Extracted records
--

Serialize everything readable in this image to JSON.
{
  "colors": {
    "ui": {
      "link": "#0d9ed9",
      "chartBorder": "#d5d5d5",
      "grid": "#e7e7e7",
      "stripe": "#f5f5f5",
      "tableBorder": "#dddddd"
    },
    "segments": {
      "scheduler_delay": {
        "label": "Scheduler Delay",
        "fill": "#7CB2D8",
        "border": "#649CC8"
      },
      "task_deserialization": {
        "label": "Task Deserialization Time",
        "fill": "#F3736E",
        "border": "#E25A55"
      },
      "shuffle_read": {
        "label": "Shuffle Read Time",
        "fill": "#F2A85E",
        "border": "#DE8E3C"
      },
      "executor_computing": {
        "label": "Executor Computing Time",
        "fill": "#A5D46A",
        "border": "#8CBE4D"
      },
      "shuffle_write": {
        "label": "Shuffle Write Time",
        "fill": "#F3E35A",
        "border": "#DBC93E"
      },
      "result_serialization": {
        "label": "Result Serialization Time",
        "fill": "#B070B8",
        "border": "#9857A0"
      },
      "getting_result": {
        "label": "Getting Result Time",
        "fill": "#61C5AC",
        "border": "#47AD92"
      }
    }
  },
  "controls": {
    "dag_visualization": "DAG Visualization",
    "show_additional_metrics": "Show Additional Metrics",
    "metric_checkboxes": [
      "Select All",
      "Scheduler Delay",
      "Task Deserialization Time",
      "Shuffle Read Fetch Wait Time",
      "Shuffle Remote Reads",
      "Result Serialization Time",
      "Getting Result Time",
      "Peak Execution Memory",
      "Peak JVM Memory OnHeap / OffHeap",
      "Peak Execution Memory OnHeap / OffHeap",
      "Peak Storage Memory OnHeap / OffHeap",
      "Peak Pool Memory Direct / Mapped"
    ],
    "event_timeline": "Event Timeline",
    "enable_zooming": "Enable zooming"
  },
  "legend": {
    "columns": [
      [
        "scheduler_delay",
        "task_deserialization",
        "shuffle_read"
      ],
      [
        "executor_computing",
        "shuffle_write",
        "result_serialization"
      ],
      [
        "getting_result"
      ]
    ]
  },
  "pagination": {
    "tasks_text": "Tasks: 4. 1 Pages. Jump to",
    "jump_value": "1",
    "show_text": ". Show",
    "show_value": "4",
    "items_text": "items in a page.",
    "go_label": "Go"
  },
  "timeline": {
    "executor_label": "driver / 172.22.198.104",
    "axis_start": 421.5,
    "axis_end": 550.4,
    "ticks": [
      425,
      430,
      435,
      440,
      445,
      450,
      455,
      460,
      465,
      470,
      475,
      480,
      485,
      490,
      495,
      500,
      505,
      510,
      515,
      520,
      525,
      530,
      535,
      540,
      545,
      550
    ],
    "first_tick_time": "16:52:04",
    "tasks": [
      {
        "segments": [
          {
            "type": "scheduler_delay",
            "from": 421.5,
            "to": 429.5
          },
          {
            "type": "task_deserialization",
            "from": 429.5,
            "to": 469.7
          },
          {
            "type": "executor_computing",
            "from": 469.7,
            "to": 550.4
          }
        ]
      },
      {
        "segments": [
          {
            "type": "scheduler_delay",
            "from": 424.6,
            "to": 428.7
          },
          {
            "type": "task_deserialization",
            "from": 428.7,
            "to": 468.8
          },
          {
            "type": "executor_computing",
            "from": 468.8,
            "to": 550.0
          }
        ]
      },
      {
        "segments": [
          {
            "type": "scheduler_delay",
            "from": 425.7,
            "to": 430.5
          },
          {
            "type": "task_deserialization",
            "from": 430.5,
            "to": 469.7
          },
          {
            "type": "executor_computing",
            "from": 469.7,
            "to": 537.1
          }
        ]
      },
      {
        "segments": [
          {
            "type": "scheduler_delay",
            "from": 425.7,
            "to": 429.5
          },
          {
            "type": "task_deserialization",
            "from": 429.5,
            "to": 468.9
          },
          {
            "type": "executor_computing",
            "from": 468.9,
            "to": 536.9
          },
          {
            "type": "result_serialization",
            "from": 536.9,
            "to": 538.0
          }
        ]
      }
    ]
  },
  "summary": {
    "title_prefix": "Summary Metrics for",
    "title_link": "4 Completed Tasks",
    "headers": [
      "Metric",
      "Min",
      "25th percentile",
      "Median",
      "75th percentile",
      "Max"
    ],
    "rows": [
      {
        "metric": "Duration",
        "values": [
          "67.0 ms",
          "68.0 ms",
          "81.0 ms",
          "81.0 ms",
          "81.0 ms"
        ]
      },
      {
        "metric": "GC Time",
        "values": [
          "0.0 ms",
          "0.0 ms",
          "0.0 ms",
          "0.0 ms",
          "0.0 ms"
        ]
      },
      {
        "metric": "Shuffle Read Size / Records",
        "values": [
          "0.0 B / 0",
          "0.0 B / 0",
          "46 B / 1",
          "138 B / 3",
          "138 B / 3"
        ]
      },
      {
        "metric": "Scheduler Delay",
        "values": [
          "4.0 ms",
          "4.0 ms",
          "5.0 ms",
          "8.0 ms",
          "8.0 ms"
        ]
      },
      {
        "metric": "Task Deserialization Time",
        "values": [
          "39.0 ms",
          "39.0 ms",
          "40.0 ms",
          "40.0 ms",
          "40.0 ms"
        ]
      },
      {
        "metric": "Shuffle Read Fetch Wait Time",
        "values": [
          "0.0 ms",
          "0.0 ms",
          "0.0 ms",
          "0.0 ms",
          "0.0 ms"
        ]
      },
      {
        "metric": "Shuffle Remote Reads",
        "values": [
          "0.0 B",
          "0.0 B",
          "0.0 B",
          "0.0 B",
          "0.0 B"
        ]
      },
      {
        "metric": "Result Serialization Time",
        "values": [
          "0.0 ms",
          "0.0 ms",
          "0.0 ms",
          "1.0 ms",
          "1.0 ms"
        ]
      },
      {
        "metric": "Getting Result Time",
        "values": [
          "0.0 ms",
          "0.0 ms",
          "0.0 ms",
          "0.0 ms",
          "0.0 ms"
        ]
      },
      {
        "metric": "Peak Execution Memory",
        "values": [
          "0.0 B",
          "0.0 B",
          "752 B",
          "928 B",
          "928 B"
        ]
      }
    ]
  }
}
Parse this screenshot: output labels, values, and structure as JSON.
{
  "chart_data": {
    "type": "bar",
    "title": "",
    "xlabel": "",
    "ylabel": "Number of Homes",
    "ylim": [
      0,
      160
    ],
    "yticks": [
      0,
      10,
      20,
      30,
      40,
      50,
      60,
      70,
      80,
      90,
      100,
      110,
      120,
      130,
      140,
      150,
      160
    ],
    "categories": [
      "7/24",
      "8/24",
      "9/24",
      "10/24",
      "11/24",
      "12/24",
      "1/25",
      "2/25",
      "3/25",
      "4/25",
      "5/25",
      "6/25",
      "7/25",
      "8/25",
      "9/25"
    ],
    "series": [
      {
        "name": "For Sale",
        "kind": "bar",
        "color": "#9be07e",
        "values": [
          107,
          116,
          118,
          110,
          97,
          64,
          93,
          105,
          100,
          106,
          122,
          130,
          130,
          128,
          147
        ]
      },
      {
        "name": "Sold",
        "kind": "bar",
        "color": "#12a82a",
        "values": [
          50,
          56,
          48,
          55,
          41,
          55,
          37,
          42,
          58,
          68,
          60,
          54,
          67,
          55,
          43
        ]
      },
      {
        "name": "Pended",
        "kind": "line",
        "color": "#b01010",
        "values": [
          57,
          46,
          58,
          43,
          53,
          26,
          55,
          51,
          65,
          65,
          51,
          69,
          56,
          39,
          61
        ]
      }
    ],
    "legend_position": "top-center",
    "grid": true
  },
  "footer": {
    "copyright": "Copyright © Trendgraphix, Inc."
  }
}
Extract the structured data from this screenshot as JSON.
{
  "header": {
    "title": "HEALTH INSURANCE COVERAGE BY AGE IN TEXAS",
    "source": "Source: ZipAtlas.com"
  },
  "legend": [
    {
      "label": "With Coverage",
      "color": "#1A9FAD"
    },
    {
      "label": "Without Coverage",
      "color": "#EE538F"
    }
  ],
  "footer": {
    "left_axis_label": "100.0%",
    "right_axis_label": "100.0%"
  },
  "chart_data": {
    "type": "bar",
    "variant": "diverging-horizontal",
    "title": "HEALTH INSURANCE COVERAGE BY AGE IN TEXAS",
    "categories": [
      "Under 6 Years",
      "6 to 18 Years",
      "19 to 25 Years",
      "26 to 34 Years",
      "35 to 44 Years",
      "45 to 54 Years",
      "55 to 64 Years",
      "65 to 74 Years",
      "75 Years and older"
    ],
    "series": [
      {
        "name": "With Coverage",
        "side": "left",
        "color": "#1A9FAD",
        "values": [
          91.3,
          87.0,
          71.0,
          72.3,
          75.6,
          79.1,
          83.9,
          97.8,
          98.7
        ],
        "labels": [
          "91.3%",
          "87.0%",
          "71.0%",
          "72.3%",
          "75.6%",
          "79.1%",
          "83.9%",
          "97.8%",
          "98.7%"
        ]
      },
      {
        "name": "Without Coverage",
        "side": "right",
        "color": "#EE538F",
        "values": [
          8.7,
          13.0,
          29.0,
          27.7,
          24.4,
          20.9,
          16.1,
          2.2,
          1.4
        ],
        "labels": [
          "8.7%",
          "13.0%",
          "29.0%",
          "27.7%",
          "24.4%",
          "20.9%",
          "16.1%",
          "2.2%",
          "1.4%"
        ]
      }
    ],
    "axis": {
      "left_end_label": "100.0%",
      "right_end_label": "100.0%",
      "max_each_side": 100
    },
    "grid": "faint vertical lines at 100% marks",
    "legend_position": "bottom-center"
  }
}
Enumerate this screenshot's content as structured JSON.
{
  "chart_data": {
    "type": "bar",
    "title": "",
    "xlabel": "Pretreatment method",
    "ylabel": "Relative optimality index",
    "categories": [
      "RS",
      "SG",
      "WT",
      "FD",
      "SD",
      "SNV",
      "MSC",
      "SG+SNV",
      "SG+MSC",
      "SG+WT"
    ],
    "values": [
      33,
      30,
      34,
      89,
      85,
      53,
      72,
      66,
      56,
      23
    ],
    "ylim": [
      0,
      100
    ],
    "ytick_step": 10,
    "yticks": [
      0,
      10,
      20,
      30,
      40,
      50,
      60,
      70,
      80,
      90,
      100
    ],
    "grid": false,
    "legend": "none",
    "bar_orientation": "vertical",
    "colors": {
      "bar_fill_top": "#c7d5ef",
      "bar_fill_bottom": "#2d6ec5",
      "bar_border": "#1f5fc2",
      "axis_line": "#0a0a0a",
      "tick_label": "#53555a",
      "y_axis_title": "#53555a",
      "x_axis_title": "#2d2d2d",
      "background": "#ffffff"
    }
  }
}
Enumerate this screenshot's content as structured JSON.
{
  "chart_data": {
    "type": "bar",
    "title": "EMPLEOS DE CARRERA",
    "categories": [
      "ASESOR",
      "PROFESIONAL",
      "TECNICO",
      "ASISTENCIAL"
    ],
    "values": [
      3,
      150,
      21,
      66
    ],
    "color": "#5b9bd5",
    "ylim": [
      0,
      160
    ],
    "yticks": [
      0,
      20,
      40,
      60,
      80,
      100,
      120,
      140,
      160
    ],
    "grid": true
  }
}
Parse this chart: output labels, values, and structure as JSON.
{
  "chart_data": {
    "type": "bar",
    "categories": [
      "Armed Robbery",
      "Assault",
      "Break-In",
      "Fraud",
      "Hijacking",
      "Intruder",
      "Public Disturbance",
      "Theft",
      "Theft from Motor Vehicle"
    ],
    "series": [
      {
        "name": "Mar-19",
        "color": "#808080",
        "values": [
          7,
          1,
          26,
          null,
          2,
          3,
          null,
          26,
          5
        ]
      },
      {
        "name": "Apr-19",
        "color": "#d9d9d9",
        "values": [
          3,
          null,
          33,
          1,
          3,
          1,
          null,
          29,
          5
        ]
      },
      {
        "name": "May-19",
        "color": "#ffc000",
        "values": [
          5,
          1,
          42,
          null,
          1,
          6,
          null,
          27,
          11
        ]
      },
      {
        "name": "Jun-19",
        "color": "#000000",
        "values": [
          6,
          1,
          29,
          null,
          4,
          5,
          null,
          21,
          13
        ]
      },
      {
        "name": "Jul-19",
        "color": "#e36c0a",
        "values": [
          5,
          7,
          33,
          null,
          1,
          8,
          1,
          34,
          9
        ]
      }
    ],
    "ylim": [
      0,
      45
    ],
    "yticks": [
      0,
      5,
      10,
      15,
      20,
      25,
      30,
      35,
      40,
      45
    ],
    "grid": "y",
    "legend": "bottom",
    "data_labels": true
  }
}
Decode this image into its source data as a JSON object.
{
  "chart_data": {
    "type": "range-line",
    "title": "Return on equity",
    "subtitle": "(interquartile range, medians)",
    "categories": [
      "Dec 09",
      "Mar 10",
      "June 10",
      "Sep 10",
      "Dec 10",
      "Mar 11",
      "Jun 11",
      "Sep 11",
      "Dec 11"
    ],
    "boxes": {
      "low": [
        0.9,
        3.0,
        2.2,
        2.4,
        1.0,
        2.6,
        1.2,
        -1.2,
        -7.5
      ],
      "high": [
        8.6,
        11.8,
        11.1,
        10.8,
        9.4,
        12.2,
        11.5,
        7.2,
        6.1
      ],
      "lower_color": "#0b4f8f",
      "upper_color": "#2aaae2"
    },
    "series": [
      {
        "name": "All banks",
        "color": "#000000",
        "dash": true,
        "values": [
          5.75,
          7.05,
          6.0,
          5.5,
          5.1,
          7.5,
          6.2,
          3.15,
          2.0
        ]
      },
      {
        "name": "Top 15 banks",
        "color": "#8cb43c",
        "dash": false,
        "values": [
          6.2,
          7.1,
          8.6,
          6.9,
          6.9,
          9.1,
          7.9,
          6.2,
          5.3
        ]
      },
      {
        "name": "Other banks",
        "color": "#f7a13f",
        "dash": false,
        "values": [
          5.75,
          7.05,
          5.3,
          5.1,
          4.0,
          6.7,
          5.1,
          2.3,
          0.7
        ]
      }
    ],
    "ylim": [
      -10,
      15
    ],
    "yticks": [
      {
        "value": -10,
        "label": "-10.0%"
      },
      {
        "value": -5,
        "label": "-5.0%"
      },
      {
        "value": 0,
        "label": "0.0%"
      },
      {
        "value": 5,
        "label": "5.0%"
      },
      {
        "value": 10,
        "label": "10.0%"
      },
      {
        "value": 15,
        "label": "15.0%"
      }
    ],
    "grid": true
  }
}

--

Objective: Filter for "output". Return all lines that hold it.

Correct result:
Parse this screenshot: output labels, values, and structure as JSON.
Parse this chart: output labels, values, and structure as JSON.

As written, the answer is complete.